DATA ->
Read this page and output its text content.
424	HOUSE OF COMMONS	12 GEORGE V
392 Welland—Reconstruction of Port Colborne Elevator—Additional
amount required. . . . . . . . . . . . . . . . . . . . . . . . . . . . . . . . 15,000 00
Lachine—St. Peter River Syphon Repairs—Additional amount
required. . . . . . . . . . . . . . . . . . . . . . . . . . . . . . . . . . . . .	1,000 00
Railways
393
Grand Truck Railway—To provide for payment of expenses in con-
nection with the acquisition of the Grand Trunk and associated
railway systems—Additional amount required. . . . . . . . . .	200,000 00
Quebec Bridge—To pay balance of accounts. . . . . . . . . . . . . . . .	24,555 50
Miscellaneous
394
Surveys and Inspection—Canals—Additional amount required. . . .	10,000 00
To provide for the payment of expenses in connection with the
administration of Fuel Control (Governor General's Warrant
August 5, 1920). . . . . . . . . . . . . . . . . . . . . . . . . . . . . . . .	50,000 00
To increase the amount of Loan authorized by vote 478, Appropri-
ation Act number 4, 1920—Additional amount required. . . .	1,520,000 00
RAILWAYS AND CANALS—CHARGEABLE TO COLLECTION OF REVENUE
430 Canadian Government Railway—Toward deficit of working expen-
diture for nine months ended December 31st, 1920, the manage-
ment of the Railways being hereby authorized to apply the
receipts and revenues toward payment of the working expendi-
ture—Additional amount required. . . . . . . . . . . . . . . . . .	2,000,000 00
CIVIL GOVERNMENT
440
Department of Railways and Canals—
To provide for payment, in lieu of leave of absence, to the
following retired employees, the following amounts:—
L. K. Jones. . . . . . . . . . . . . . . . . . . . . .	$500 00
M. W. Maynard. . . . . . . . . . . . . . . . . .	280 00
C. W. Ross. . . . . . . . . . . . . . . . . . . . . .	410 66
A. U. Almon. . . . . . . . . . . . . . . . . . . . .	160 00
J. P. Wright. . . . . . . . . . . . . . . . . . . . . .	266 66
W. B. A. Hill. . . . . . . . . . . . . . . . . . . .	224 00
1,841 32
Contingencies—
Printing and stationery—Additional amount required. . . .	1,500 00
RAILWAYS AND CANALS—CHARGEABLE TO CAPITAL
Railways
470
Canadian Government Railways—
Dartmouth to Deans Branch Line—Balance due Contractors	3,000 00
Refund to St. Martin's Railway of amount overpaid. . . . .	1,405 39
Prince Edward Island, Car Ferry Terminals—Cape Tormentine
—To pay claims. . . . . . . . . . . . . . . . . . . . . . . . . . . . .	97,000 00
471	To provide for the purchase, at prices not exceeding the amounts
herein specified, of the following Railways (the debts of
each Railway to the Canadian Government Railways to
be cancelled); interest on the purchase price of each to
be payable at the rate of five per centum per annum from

WHAT TO WORK ON -> Write out every entry exactly as given.

REPLY ->
Read this page and output its text content.
424	HOUSE OF COMMONS	12 GEORGE V
392 Welland—Reconstruction of Port Colborne Elevator—Additional
amount required. . . . . . . . . . . . . . . . . . . . . . . . . . . . . . . . 15,000 00
Lachine—St. Peter River Syphon Repairs—Additional amount
required. . . . . . . . . . . . . . . . . . . . . . . . . . . . . . . . . . . . .	1,000 00
Railways
393
Grand Truck Railway—To provide for payment of expenses in con-
nection with the acquisition of the Grand Trunk and associated
railway systems—Additional amount required. . . . . . . . . .	200,000 00
Quebec Bridge—To pay balance of accounts. . . . . . . . . . . . . . . .	24,555 50
Miscellaneous
394
Surveys and Inspection—Canals—Additional amount required. . . .	10,000 00
To provide for the payment of expenses in connection with the
administration of Fuel Control (Governor General's Warrant
August 5, 1920). . . . . . . . . . . . . . . . . . . . . . . . . . . . . . . .	50,000 00
To increase the amount of Loan authorized by vote 478, Appropri-
ation Act number 4, 1920—Additional amount required. . . .	1,520,000 00
RAILWAYS AND CANALS—CHARGEABLE TO COLLECTION OF REVENUE
430 Canadian Government Railway—Toward deficit of working expen-
diture for nine months ended December 31st, 1920, the manage-
ment of the Railways being hereby authorized to apply the
receipts and revenues toward payment of the working expendi-
ture—Additional amount required. . . . . . . . . . . . . . . . . .	2,000,000 00
CIVIL GOVERNMENT
440
Department of Railways and Canals—
To provide for payment, in lieu of leave of absence, to the
following retired employees, the following amounts:—
L. K. Jones. . . . . . . . . . . . . . . . . . . . . .	$500 00
M. W. Maynard. . . . . . . . . . . . . . . . . .	280 00
C. W. Ross. . . . . . . . . . . . . . . . . . . . . .	410 66
A. U. Almon. . . . . . . . . . . . . . . . . . . . .	160 00
J. P. Wright. . . . . . . . . . . . . . . . . . . . . .	266 66
W. B. A. Hill. . . . . . . . . . . . . . . . . . . .	224 00
1,841 32
Contingencies—
Printing and stationery—Additional amount required. . . .	1,500 00
RAILWAYS AND CANALS—CHARGEABLE TO CAPITAL
Railways
470
Canadian Government Railways—
Dartmouth to Deans Branch Line—Balance due Contractors	3,000 00
Refund to St. Martin's Railway of amount overpaid. . . . .	1,405 39
Prince Edward Island, Car Ferry Terminals—Cape Tormentine
—To pay claims. . . . . . . . . . . . . . . . . . . . . . . . . . . . .	97,000 00
471	To provide for the purchase, at prices not exceeding the amounts
herein specified, of the following Railways (the debts of
each Railway to the Canadian Government Railways to
be cancelled); interest on the purchase price of each to
be payable at the rate of five per centum per annum from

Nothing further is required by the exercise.